> [THE PROBLEM] Give the listing again in full, exactly as written.

** START OF EXERCISE INPUTS **

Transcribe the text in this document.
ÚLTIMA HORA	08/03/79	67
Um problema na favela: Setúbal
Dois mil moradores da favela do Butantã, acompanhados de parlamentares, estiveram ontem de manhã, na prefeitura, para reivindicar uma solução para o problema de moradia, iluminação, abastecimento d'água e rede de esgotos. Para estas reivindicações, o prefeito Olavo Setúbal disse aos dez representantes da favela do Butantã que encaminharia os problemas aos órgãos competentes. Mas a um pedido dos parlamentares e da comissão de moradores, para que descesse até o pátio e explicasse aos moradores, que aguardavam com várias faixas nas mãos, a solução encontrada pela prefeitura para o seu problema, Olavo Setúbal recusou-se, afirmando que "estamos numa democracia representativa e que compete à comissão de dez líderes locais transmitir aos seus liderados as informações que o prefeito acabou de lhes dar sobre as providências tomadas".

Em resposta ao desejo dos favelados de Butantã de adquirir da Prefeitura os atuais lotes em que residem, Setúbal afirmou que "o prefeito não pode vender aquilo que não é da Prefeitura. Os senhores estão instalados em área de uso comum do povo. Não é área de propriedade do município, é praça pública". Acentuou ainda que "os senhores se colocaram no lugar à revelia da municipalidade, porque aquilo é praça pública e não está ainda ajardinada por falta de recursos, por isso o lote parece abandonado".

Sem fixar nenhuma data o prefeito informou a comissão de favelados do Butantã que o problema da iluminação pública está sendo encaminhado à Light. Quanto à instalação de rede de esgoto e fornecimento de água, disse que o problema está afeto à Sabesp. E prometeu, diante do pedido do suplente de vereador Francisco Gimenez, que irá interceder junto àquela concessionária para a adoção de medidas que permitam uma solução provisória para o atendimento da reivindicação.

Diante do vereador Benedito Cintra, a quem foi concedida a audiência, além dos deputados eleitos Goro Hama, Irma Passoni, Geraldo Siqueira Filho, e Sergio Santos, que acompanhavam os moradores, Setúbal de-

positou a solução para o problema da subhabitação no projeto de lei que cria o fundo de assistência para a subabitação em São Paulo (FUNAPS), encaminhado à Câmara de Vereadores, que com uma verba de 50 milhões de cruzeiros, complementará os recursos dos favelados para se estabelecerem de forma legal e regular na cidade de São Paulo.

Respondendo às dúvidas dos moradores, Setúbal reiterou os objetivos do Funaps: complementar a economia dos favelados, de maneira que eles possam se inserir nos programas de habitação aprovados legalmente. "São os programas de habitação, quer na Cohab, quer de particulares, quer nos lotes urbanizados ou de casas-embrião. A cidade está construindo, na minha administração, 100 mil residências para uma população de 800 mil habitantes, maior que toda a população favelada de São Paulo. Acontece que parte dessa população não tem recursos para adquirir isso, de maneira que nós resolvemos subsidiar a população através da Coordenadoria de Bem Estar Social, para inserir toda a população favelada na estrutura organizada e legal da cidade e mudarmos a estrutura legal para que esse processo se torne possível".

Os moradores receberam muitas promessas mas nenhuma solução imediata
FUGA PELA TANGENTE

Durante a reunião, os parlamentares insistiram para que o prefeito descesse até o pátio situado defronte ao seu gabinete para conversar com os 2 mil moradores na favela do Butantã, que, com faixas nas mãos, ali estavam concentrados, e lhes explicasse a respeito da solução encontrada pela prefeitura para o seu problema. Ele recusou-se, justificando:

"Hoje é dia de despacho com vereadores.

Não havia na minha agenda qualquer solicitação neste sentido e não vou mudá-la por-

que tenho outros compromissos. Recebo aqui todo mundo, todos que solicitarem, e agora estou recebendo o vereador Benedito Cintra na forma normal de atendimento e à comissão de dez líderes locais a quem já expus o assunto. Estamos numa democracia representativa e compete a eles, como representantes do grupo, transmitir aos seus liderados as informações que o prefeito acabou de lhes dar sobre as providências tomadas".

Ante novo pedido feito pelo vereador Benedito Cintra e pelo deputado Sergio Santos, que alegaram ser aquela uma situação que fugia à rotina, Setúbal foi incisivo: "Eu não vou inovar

** END OF EXERCISE INPUTS **

> [ANSWER FOR THE TASK]
Transcribe the text in this document.
ÚLTIMA HORA	08/03/79	67
Um problema na favela: Setúbal
Dois mil moradores da favela do Butantã, acompanhados de parlamentares, estiveram ontem de manhã, na prefeitura, para reivindicar uma solução para o problema de moradia, iluminação, abastecimento d'água e rede de esgotos. Para estas reivindicações, o prefeito Olavo Setúbal disse aos dez representantes da favela do Butantã que encaminharia os problemas aos órgãos competentes. Mas a um pedido dos parlamentares e da comissão de moradores, para que descesse até o pátio e explicasse aos moradores, que aguardavam com várias faixas nas mãos, a solução encontrada pela prefeitura para o seu problema, Olavo Setúbal recusou-se, afirmando que "estamos numa democracia representativa e que compete à comissão de dez líderes locais transmitir aos seus liderados as informações que o prefeito acabou de lhes dar sobre as providências tomadas".

Em resposta ao desejo dos favelados de Butantã de adquirir da Prefeitura os atuais lotes em que residem, Setúbal afirmou que "o prefeito não pode vender aquilo que não é da Prefeitura. Os senhores estão instalados em área de uso comum do povo. Não é área de propriedade do município, é praça pública". Acentuou ainda que "os senhores se colocaram no lugar à revelia da municipalidade, porque aquilo é praça pública e não está ainda ajardinada por falta de recursos, por isso o lote parece abandonado".

Sem fixar nenhuma data o prefeito informou a comissão de favelados do Butantã que o problema da iluminação pública está sendo encaminhado à Light. Quanto à instalação de rede de esgoto e fornecimento de água, disse que o problema está afeto à Sabesp. E prometeu, diante do pedido do suplente de vereador Francisco Gimenez, que irá interceder junto àquela concessionária para a adoção de medidas que permitam uma solução provisória para o atendimento da reivindicação.

Diante do vereador Benedito Cintra, a quem foi concedida a audiência, além dos deputados eleitos Goro Hama, Irma Passoni, Geraldo Siqueira Filho, e Sergio Santos, que acompanhavam os moradores, Setúbal de-

positou a solução para o problema da subhabitação no projeto de lei que cria o fundo de assistência para a subabitação em São Paulo (FUNAPS), encaminhado à Câmara de Vereadores, que com uma verba de 50 milhões de cruzeiros, complementará os recursos dos favelados para se estabelecerem de forma legal e regular na cidade de São Paulo.

Respondendo às dúvidas dos moradores, Setúbal reiterou os objetivos do Funaps: complementar a economia dos favelados, de maneira que eles possam se inserir nos programas de habitação aprovados legalmente. "São os programas de habitação, quer na Cohab, quer de particulares, quer nos lotes urbanizados ou de casas-embrião. A cidade está construindo, na minha administração, 100 mil residências para uma população de 800 mil habitantes, maior que toda a população favelada de São Paulo. Acontece que parte dessa população não tem recursos para adquirir isso, de maneira que nós resolvemos subsidiar a população através da Coordenadoria de Bem Estar Social, para inserir toda a população favelada na estrutura organizada e legal da cidade e mudarmos a estrutura legal para que esse processo se torne possível".

Os moradores receberam muitas promessas mas nenhuma solução imediata
FUGA PELA TANGENTE

Durante a reunião, os parlamentares insistiram para que o prefeito descesse até o pátio situado defronte ao seu gabinete para conversar com os 2 mil moradores na favela do Butantã, que, com faixas nas mãos, ali estavam concentrados, e lhes explicasse a respeito da solução encontrada pela prefeitura para o seu problema. Ele recusou-se, justificando:

"Hoje é dia de despacho com vereadores.

Não havia na minha agenda qualquer solicitação neste sentido e não vou mudá-la por-

que tenho outros compromissos. Recebo aqui todo mundo, todos que solicitarem, e agora estou recebendo o vereador Benedito Cintra na forma normal de atendimento e à comissão de dez líderes locais a quem já expus o assunto. Estamos numa democracia representativa e compete a eles, como representantes do grupo, transmitir aos seus liderados as informações que o prefeito acabou de lhes dar sobre as providências tomadas".

Ante novo pedido feito pelo vereador Benedito Cintra e pelo deputado Sergio Santos, que alegaram ser aquela uma situação que fugia à rotina, Setúbal foi incisivo: "Eu não vou inovar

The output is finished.